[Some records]
————

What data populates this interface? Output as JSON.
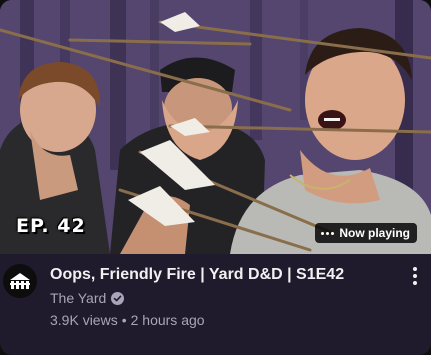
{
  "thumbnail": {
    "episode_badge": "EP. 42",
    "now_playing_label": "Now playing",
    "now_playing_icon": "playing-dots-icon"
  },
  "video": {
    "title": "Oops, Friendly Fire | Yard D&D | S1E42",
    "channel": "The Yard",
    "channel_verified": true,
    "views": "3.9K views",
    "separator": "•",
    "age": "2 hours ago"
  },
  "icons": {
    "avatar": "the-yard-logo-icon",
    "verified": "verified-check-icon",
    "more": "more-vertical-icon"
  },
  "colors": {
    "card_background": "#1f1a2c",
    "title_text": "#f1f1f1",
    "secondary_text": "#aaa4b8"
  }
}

————

- _DO THIS_:
Select, from the listing, all lines that include the word "playing".

- _EXERCISE SOLUTION_:
    "now_playing_label": "Now playing",
    "now_playing_icon": "playing-dots-icon"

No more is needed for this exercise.